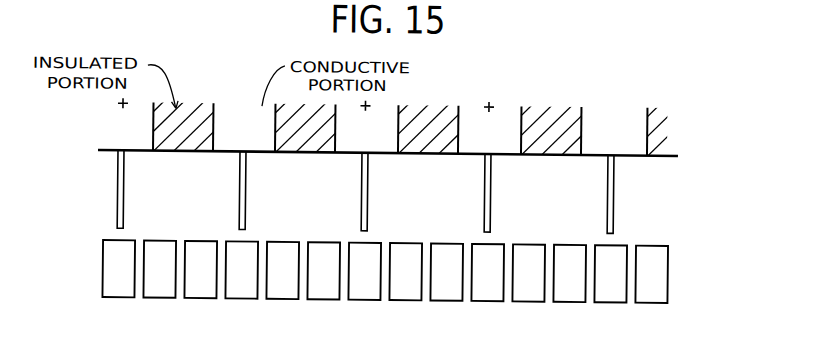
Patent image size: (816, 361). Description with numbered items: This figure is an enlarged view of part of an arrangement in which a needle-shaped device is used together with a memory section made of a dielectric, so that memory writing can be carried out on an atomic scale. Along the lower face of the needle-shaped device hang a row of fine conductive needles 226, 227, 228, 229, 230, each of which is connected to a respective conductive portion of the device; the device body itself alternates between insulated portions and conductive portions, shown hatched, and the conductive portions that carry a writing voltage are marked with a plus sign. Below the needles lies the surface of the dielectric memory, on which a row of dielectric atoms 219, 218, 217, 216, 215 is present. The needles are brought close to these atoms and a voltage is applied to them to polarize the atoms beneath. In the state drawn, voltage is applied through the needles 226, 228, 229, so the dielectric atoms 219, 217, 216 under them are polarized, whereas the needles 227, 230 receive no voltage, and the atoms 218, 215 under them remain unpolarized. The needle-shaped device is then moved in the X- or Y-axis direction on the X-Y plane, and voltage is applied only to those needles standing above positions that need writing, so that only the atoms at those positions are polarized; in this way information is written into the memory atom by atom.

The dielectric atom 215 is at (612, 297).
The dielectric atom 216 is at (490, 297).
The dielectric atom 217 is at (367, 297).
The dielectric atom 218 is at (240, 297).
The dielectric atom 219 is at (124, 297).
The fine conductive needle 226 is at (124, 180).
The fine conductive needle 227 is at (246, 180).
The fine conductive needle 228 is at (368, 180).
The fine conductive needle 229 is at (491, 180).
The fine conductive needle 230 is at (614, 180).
# # # #
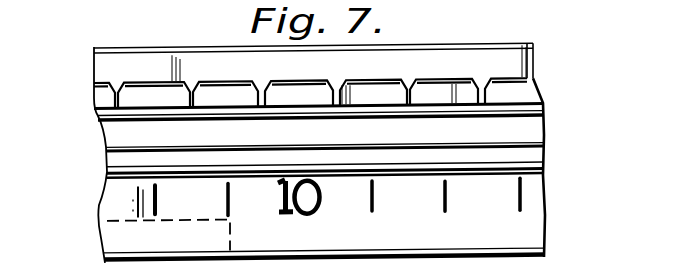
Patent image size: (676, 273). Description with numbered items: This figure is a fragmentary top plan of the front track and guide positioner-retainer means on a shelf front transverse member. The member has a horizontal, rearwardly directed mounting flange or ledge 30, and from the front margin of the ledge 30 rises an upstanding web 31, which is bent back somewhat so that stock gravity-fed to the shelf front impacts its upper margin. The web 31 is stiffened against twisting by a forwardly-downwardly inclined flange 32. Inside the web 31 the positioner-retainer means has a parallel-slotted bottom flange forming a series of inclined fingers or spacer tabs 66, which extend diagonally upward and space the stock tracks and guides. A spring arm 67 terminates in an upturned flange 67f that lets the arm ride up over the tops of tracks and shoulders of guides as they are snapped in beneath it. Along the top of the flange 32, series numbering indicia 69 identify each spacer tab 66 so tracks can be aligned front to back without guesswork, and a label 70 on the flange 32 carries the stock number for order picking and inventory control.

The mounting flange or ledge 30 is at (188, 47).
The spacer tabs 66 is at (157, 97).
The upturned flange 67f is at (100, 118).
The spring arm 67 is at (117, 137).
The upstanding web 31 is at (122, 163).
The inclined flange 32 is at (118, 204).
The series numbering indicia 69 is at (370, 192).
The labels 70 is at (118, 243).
# # # #
**Work required**
Convert the records from the line that contains "Patent image size: (676, 273)." through the line that contains "The inclined flange 32 is at (118, 204).", both included, into a Markdown table with the columns Row and Record line. Give each line its own numbered row and leave out blank lines.

**Answer for this exercise**
| Row | Record line |
|---|---|
| 1 | Patent image size: (676, 273). Description with numbered items: This figure is a fragmentary top plan of the front track and guide positioner-retainer means on a shelf front transverse member. The member has a horizontal, rearwardly directed mounting flange or ledge 30, and from the front margin of the ledge 30 rises an upstanding web 31, which is bent back somewhat so that stock gravity-fed to the shelf front impacts its upper margin. The web 31 is stiffened against twisting by a forwardly-downwardly inclined flange 32. Inside the web 31 the positioner-retainer means has a parallel-slotted bottom flange forming a series of inclined fingers or spacer tabs 66, which extend diagonally upward and space the stock tracks and guides. A spring arm 67 terminates in an upturned flange 67f that lets the arm ride up over the tops of tracks and shoulders of guides as they are snapped in beneath it. Along the top of the flange 32, series numbering indicia 69 identify each spacer tab 66 so tracks can be aligned front to back without guesswork, and a label 70 on the flange 32 carries the stock number for order picking and inventory control. |
| 2 | The mounting flange or ledge 30 is at (188, 47). |
| 3 | The spacer tabs 66 is at (157, 97). |
| 4 | The upturned flange 67f is at (100, 118). |
| 5 | The spring arm 67 is at (117, 137). |
| 6 | The upstanding web 31 is at (122, 163). |
| 7 | The inclined flange 32 is at (118, 204). |